● **Request**
The entries below are to be written out again without alteration.
[start]
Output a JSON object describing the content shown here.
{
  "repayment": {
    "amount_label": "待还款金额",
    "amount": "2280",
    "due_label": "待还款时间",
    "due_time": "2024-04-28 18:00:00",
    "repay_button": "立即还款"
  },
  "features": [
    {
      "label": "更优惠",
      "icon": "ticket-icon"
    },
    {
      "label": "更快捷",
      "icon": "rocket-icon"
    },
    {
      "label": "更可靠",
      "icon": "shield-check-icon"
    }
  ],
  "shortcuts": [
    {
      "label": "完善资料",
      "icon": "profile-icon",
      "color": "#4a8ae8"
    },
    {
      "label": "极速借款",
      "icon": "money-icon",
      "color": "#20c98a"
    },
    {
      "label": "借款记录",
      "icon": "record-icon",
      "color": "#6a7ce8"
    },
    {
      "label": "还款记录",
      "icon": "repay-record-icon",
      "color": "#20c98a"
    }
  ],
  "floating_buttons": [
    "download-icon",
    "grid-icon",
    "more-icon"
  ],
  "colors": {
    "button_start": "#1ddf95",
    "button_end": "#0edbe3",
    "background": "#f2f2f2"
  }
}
[end]
● **Full answer**
Output a JSON object describing the content shown here.
{
  "repayment": {
    "amount_label": "待还款金额",
    "amount": "2280",
    "due_label": "待还款时间",
    "due_time": "2024-04-28 18:00:00",
    "repay_button": "立即还款"
  },
  "features": [
    {
      "label": "更优惠",
      "icon": "ticket-icon"
    },
    {
      "label": "更快捷",
      "icon": "rocket-icon"
    },
    {
      "label": "更可靠",
      "icon": "shield-check-icon"
    }
  ],
  "shortcuts": [
    {
      "label": "完善资料",
      "icon": "profile-icon",
      "color": "#4a8ae8"
    },
    {
      "label": "极速借款",
      "icon": "money-icon",
      "color": "#20c98a"
    },
    {
      "label": "借款记录",
      "icon": "record-icon",
      "color": "#6a7ce8"
    },
    {
      "label": "还款记录",
      "icon": "repay-record-icon",
      "color": "#20c98a"
    }
  ],
  "floating_buttons": [
    "download-icon",
    "grid-icon",
    "more-icon"
  ],
  "colors": {
    "button_start": "#1ddf95",
    "button_end": "#0edbe3",
    "background": "#f2f2f2"
  }
}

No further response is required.